Extracted records
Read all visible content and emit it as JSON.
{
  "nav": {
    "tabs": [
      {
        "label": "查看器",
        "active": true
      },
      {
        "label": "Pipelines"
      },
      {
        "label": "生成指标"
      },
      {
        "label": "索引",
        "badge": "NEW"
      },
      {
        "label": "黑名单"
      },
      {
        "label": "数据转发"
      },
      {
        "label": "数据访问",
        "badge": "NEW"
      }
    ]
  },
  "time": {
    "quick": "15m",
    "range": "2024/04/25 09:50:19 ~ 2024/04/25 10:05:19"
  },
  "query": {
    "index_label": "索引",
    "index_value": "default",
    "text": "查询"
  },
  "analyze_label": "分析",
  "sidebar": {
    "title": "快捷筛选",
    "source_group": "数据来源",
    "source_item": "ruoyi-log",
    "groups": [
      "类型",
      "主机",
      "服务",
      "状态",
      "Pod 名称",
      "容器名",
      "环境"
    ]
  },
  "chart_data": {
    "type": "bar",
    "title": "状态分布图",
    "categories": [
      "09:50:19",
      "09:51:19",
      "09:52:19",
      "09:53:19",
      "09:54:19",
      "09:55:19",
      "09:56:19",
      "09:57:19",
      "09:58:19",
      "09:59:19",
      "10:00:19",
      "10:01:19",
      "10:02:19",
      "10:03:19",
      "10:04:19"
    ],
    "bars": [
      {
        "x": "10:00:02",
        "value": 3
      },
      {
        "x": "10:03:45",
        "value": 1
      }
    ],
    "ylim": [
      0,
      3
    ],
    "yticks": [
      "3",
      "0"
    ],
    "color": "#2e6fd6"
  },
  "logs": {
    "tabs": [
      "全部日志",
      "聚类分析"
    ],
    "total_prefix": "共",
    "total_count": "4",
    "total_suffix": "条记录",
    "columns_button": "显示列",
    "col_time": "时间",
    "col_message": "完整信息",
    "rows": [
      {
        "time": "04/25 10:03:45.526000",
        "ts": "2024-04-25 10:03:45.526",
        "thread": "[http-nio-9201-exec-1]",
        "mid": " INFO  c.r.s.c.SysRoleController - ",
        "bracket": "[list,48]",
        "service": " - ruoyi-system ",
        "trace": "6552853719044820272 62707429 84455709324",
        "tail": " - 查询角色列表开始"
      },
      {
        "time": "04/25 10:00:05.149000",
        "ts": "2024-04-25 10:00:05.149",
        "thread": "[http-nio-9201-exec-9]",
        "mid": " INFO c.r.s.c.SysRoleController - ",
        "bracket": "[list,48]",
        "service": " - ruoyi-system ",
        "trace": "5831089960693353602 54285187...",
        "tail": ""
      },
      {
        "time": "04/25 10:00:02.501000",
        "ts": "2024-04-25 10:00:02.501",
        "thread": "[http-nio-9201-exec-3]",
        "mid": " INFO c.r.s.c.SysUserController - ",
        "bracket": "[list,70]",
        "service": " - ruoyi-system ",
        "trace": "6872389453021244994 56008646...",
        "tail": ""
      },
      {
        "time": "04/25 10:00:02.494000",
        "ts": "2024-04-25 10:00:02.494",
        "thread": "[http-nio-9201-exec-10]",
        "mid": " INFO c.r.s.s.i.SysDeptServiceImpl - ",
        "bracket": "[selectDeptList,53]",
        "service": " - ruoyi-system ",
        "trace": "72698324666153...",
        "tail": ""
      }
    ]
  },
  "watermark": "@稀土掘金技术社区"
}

▸ **EXERCISE DETAILS**
What is the number of lines in the data above that include the word "trace"? Answer with that number only.

▸ **RESULT**
4